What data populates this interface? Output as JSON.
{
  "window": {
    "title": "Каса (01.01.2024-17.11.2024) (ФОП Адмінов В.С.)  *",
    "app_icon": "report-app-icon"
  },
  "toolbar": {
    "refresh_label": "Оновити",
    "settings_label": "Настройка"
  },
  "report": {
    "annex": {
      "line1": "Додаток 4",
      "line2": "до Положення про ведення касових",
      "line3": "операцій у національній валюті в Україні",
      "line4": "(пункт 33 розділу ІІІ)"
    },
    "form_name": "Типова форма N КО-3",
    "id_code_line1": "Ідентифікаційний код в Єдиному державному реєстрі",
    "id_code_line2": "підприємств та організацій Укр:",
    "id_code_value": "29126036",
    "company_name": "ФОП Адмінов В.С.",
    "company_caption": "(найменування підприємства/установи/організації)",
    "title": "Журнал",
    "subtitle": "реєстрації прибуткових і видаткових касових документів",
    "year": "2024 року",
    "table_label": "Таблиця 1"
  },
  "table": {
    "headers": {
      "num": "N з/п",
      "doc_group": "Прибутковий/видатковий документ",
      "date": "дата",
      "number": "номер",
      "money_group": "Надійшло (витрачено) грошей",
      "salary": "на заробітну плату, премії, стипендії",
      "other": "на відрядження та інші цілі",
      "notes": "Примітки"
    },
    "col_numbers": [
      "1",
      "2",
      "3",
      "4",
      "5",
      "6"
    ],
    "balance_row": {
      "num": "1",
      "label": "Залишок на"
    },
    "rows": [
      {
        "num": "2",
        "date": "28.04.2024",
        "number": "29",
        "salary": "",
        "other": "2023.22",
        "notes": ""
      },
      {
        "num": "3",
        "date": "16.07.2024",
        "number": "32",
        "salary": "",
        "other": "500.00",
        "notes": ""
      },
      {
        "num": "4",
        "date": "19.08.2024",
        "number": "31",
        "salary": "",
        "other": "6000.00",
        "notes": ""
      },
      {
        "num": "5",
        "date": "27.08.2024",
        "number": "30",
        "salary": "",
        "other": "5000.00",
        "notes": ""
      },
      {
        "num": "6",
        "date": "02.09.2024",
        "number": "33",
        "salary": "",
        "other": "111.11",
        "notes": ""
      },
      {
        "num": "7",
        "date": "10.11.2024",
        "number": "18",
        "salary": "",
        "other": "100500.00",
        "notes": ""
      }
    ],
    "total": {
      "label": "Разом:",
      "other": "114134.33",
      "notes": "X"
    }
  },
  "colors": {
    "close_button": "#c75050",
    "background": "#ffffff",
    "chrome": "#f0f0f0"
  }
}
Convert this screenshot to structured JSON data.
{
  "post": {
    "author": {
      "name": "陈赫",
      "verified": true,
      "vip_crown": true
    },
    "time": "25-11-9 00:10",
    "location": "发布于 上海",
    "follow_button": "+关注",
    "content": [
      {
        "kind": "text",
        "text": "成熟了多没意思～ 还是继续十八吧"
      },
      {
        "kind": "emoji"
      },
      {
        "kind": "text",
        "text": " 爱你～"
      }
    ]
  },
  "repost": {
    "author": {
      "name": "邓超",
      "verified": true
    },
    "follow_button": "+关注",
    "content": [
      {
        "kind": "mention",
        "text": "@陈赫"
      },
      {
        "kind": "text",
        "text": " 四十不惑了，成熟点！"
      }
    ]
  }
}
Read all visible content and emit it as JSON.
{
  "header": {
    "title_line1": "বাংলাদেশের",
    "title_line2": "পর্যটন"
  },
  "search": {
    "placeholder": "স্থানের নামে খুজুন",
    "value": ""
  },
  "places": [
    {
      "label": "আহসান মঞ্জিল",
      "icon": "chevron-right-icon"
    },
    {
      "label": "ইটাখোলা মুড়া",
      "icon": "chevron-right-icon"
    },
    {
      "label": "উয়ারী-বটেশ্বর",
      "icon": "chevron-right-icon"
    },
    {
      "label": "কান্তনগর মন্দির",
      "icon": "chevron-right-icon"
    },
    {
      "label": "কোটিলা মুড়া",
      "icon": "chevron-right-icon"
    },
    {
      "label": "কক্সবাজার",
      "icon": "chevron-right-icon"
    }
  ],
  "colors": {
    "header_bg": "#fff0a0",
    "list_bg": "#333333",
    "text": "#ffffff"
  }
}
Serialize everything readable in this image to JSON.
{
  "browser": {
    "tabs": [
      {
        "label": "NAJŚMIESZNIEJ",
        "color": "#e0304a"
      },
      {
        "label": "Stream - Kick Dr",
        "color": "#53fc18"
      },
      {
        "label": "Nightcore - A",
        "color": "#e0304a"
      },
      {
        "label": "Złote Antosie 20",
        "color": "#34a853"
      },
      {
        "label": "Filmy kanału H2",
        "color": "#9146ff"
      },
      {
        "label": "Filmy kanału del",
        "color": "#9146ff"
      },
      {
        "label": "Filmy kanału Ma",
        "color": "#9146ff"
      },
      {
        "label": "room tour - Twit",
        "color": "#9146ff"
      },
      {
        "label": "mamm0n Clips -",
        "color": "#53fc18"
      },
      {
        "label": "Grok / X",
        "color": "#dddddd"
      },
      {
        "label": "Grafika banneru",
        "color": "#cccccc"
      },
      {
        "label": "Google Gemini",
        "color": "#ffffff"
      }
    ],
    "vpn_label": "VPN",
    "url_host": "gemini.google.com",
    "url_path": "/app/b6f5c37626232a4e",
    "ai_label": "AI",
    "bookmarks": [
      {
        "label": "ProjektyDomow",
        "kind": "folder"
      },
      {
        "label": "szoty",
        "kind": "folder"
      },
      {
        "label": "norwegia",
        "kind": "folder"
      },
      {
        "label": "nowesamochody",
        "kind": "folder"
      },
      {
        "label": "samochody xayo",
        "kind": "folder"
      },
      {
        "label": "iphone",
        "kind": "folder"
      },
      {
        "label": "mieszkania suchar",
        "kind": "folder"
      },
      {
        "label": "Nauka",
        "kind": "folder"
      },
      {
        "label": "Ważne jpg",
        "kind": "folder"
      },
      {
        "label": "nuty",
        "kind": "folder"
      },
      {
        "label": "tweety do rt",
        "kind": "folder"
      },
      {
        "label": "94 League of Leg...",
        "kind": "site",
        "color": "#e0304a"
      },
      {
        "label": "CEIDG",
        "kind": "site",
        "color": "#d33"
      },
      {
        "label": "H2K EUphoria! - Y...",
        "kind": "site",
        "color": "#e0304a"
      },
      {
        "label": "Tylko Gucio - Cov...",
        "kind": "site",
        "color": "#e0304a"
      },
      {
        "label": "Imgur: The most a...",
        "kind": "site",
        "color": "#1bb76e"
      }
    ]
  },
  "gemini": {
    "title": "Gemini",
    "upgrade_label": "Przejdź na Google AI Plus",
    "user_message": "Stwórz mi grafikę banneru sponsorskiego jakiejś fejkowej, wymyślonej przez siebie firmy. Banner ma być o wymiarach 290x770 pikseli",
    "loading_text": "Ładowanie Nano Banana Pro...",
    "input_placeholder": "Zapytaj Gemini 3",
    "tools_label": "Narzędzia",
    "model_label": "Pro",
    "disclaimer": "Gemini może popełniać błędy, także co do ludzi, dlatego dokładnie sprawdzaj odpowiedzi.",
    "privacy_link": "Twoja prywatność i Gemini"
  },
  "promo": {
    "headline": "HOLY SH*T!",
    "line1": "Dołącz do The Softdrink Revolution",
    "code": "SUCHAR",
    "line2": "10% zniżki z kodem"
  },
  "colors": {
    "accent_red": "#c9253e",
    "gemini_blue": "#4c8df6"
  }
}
--
» WHAT IS ASKED
Please repeat all the records above exactly as they appear.

» REPLY
What data populates this interface? Output as JSON.
{
  "window": {
    "title": "Каса (01.01.2024-17.11.2024) (ФОП Адмінов В.С.)  *",
    "app_icon": "report-app-icon"
  },
  "toolbar": {
    "refresh_label": "Оновити",
    "settings_label": "Настройка"
  },
  "report": {
    "annex": {
      "line1": "Додаток 4",
      "line2": "до Положення про ведення касових",
      "line3": "операцій у національній валюті в Україні",
      "line4": "(пункт 33 розділу ІІІ)"
    },
    "form_name": "Типова форма N КО-3",
    "id_code_line1": "Ідентифікаційний код в Єдиному державному реєстрі",
    "id_code_line2": "підприємств та організацій Укр:",
    "id_code_value": "29126036",
    "company_name": "ФОП Адмінов В.С.",
    "company_caption": "(найменування підприємства/установи/організації)",
    "title": "Журнал",
    "subtitle": "реєстрації прибуткових і видаткових касових документів",
    "year": "2024 року",
    "table_label": "Таблиця 1"
  },
  "table": {
    "headers": {
      "num": "N з/п",
      "doc_group": "Прибутковий/видатковий документ",
      "date": "дата",
      "number": "номер",
      "money_group": "Надійшло (витрачено) грошей",
      "salary": "на заробітну плату, премії, стипендії",
      "other": "на відрядження та інші цілі",
      "notes": "Примітки"
    },
    "col_numbers": [
      "1",
      "2",
      "3",
      "4",
      "5",
      "6"
    ],
    "balance_row": {
      "num": "1",
      "label": "Залишок на"
    },
    "rows": [
      {
        "num": "2",
        "date": "28.04.2024",
        "number": "29",
        "salary": "",
        "other": "2023.22",
        "notes": ""
      },
      {
        "num": "3",
        "date": "16.07.2024",
        "number": "32",
        "salary": "",
        "other": "500.00",
        "notes": ""
      },
      {
        "num": "4",
        "date": "19.08.2024",
        "number": "31",
        "salary": "",
        "other": "6000.00",
        "notes": ""
      },
      {
        "num": "5",
        "date": "27.08.2024",
        "number": "30",
        "salary": "",
        "other": "5000.00",
        "notes": ""
      },
      {
        "num": "6",
        "date": "02.09.2024",
        "number": "33",
        "salary": "",
        "other": "111.11",
        "notes": ""
      },
      {
        "num": "7",
        "date": "10.11.2024",
        "number": "18",
        "salary": "",
        "other": "100500.00",
        "notes": ""
      }
    ],
    "total": {
      "label": "Разом:",
      "other": "114134.33",
      "notes": "X"
    }
  },
  "colors": {
    "close_button": "#c75050",
    "background": "#ffffff",
    "chrome": "#f0f0f0"
  }
}
Convert this screenshot to structured JSON data.
{
  "post": {
    "author": {
      "name": "陈赫",
      "verified": true,
      "vip_crown": true
    },
    "time": "25-11-9 00:10",
    "location": "发布于 上海",
    "follow_button": "+关注",
    "content": [
      {
        "kind": "text",
        "text": "成熟了多没意思～ 还是继续十八吧"
      },
      {
        "kind": "emoji"
      },
      {
        "kind": "text",
        "text": " 爱你～"
      }
    ]
  },
  "repost": {
    "author": {
      "name": "邓超",
      "verified": true
    },
    "follow_button": "+关注",
    "content": [
      {
        "kind": "mention",
        "text": "@陈赫"
      },
      {
        "kind": "text",
        "text": " 四十不惑了，成熟点！"
      }
    ]
  }
}
Read all visible content and emit it as JSON.
{
  "header": {
    "title_line1": "বাংলাদেশের",
    "title_line2": "পর্যটন"
  },
  "search": {
    "placeholder": "স্থানের নামে খুজুন",
    "value": ""
  },
  "places": [
    {
      "label": "আহসান মঞ্জিল",
      "icon": "chevron-right-icon"
    },
    {
      "label": "ইটাখোলা মুড়া",
      "icon": "chevron-right-icon"
    },
    {
      "label": "উয়ারী-বটেশ্বর",
      "icon": "chevron-right-icon"
    },
    {
      "label": "কান্তনগর মন্দির",
      "icon": "chevron-right-icon"
    },
    {
      "label": "কোটিলা মুড়া",
      "icon": "chevron-right-icon"
    },
    {
      "label": "কক্সবাজার",
      "icon": "chevron-right-icon"
    }
  ],
  "colors": {
    "header_bg": "#fff0a0",
    "list_bg": "#333333",
    "text": "#ffffff"
  }
}
Serialize everything readable in this image to JSON.
{
  "browser": {
    "tabs": [
      {
        "label": "NAJŚMIESZNIEJ",
        "color": "#e0304a"
      },
      {
        "label": "Stream - Kick Dr",
        "color": "#53fc18"
      },
      {
        "label": "Nightcore - A",
        "color": "#e0304a"
      },
      {
        "label": "Złote Antosie 20",
        "color": "#34a853"
      },
      {
        "label": "Filmy kanału H2",
        "color": "#9146ff"
      },
      {
        "label": "Filmy kanału del",
        "color": "#9146ff"
      },
      {
        "label": "Filmy kanału Ma",
        "color": "#9146ff"
      },
      {
        "label": "room tour - Twit",
        "color": "#9146ff"
      },
      {
        "label": "mamm0n Clips -",
        "color": "#53fc18"
      },
      {
        "label": "Grok / X",
        "color": "#dddddd"
      },
      {
        "label": "Grafika banneru",
        "color": "#cccccc"
      },
      {
        "label": "Google Gemini",
        "color": "#ffffff"
      }
    ],
    "vpn_label": "VPN",
    "url_host": "gemini.google.com",
    "url_path": "/app/b6f5c37626232a4e",
    "ai_label": "AI",
    "bookmarks": [
      {
        "label": "ProjektyDomow",
        "kind": "folder"
      },
      {
        "label": "szoty",
        "kind": "folder"
      },
      {
        "label": "norwegia",
        "kind": "folder"
      },
      {
        "label": "nowesamochody",
        "kind": "folder"
      },
      {
        "label": "samochody xayo",
        "kind": "folder"
      },
      {
        "label": "iphone",
        "kind": "folder"
      },
      {
        "label": "mieszkania suchar",
        "kind": "folder"
      },
      {
        "label": "Nauka",
        "kind": "folder"
      },
      {
        "label": "Ważne jpg",
        "kind": "folder"
      },
      {
        "label": "nuty",
        "kind": "folder"
      },
      {
        "label": "tweety do rt",
        "kind": "folder"
      },
      {
        "label": "94 League of Leg...",
        "kind": "site",
        "color": "#e0304a"
      },
      {
        "label": "CEIDG",
        "kind": "site",
        "color": "#d33"
      },
      {
        "label": "H2K EUphoria! - Y...",
        "kind": "site",
        "color": "#e0304a"
      },
      {
        "label": "Tylko Gucio - Cov...",
        "kind": "site",
        "color": "#e0304a"
      },
      {
        "label": "Imgur: The most a...",
        "kind": "site",
        "color": "#1bb76e"
      }
    ]
  },
  "gemini": {
    "title": "Gemini",
    "upgrade_label": "Przejdź na Google AI Plus",
    "user_message": "Stwórz mi grafikę banneru sponsorskiego jakiejś fejkowej, wymyślonej przez siebie firmy. Banner ma być o wymiarach 290x770 pikseli",
    "loading_text": "Ładowanie Nano Banana Pro...",
    "input_placeholder": "Zapytaj Gemini 3",
    "tools_label": "Narzędzia",
    "model_label": "Pro",
    "disclaimer": "Gemini może popełniać błędy, także co do ludzi, dlatego dokładnie sprawdzaj odpowiedzi.",
    "privacy_link": "Twoja prywatność i Gemini"
  },
  "promo": {
    "headline": "HOLY SH*T!",
    "line1": "Dołącz do The Softdrink Revolution",
    "code": "SUCHAR",
    "line2": "10% zniżki z kodem"
  },
  "colors": {
    "accent_red": "#c9253e",
    "gemini_blue": "#4c8df6"
  }
}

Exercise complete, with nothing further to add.